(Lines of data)

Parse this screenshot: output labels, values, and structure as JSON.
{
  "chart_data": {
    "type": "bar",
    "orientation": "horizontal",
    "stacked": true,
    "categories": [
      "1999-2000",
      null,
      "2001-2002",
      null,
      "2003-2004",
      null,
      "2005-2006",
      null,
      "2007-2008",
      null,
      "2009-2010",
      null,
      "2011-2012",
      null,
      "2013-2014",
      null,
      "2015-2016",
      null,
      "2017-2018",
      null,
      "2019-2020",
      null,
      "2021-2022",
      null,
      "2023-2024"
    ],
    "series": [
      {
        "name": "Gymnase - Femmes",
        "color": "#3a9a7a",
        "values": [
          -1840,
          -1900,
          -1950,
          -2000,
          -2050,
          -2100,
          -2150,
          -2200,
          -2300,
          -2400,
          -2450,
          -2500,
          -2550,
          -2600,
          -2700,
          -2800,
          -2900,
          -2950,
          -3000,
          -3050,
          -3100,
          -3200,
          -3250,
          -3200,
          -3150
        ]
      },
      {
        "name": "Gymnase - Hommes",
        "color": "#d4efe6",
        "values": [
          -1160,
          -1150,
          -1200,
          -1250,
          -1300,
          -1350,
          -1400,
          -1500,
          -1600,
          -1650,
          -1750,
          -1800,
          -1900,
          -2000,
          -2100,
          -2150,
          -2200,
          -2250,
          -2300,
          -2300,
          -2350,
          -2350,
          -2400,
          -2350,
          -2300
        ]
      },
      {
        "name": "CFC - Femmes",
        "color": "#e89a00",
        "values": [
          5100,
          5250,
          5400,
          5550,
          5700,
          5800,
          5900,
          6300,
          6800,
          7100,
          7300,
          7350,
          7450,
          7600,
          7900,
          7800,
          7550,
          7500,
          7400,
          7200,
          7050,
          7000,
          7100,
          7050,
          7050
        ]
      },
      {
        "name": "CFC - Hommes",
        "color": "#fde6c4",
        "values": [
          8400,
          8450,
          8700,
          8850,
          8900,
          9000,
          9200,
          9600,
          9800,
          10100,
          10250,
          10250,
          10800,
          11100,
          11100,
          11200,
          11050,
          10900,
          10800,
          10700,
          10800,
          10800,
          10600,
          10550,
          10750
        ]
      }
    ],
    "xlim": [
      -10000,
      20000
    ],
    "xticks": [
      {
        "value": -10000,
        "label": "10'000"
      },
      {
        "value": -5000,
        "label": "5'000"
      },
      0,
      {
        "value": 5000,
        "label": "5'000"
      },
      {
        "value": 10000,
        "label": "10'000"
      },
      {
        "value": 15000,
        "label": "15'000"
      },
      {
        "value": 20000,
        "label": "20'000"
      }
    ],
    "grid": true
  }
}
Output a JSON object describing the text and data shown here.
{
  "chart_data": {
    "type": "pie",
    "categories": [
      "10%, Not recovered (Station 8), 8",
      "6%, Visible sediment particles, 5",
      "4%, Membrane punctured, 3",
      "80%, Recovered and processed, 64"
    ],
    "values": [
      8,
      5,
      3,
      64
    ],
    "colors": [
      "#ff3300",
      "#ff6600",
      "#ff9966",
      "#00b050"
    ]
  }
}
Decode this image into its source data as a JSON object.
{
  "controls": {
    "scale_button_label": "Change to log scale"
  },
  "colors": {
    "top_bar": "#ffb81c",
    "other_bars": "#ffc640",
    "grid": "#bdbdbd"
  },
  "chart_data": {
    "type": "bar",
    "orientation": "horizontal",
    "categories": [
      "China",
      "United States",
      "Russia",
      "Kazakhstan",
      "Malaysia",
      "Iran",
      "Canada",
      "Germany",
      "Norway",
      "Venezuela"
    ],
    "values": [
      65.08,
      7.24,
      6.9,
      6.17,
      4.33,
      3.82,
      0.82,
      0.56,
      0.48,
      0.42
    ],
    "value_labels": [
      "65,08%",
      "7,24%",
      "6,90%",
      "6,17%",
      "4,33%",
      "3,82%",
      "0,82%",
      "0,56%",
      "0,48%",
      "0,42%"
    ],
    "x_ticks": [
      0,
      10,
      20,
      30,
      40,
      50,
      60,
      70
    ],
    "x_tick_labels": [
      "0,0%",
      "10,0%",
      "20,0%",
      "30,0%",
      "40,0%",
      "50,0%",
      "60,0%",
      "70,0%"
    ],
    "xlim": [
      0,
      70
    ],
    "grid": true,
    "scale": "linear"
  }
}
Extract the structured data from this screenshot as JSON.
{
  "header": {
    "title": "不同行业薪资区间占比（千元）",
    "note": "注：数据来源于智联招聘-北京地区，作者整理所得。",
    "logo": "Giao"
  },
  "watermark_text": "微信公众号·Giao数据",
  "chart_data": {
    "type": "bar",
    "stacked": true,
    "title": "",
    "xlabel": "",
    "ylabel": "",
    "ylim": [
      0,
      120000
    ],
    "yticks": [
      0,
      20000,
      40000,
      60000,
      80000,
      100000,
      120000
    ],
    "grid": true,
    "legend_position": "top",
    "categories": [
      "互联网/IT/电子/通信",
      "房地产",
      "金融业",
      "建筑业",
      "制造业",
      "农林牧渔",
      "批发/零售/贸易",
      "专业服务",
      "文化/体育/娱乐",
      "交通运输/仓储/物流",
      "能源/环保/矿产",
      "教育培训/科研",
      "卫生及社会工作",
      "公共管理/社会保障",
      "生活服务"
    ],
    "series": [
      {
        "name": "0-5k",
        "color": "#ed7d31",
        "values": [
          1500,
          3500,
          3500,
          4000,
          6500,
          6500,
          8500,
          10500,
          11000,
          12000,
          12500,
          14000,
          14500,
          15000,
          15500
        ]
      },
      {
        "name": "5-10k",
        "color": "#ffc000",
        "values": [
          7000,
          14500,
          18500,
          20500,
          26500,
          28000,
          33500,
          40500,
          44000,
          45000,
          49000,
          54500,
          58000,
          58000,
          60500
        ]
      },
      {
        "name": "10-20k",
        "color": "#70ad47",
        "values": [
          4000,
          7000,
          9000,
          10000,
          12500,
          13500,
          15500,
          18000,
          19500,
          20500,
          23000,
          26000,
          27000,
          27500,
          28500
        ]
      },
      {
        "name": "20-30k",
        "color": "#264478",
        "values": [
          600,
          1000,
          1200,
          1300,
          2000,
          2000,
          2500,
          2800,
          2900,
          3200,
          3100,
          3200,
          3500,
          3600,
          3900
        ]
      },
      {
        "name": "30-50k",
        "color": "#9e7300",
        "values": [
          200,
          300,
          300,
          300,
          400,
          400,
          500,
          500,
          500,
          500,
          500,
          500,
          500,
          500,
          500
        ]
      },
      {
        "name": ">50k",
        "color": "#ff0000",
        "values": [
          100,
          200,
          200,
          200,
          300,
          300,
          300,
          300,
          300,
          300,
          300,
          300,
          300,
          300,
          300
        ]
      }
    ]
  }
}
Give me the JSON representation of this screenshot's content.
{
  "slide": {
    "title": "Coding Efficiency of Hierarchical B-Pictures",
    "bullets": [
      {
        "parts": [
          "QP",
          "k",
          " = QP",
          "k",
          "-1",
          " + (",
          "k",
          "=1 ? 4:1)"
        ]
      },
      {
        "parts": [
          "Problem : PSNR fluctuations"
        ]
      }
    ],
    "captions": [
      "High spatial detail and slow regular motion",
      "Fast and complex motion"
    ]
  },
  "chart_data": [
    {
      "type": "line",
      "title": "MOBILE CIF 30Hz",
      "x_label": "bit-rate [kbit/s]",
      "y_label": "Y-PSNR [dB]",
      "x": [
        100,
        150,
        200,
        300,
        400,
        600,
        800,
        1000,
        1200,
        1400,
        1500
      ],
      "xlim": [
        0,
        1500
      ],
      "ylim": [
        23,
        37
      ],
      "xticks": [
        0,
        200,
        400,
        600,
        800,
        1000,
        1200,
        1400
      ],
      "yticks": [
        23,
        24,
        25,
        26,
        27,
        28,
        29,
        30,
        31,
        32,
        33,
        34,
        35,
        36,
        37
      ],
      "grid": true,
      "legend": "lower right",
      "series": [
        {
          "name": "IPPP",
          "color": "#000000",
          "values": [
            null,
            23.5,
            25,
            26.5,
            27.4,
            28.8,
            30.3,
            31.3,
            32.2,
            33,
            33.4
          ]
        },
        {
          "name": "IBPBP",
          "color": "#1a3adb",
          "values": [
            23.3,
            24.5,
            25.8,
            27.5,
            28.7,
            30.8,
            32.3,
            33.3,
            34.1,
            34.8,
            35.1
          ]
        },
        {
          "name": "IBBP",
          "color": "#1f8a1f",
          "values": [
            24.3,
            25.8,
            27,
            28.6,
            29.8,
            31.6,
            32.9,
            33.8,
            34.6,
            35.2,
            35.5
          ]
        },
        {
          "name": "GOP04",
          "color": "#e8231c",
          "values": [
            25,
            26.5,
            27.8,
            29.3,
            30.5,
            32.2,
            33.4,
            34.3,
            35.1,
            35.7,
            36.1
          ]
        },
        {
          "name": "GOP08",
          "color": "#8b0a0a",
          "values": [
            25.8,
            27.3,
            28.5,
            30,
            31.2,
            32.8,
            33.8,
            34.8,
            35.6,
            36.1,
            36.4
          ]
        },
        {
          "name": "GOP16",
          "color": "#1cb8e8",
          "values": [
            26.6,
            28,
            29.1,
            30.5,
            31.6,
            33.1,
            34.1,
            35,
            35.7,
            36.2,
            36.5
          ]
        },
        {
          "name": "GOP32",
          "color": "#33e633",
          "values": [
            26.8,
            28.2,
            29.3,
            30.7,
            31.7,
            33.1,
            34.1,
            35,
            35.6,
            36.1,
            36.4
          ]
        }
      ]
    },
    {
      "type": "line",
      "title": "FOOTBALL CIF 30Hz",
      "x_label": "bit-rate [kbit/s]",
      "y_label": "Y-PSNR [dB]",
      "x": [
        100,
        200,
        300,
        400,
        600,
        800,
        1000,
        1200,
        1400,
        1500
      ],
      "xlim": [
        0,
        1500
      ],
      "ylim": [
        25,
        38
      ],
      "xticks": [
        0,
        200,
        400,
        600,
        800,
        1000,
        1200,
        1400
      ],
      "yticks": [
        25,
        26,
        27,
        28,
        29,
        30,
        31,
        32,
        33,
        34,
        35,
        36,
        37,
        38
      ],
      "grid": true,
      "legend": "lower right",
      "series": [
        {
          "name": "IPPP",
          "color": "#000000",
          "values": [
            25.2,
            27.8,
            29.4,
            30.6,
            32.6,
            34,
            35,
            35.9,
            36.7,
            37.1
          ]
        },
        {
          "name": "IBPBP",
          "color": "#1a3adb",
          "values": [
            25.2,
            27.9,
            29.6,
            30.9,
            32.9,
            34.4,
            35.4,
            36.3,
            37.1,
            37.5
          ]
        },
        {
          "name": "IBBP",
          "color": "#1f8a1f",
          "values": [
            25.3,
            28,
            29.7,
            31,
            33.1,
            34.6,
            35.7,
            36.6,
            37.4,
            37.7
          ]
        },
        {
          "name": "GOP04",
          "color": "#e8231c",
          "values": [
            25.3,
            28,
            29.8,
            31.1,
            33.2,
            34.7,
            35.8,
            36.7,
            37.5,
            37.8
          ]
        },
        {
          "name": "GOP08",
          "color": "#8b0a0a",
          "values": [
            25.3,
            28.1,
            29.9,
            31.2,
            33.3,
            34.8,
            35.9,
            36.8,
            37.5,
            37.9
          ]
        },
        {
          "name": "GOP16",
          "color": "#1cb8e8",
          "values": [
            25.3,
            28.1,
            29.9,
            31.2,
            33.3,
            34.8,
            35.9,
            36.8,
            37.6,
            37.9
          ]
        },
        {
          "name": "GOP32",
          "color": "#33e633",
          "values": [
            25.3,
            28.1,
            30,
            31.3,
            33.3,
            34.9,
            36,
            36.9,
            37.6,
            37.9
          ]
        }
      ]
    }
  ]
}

** Task brief **
Show the lines that mention the word "object".

** Exercise output **
Output a JSON object describing the text and data shown here.
Decode this image into its source data as a JSON object.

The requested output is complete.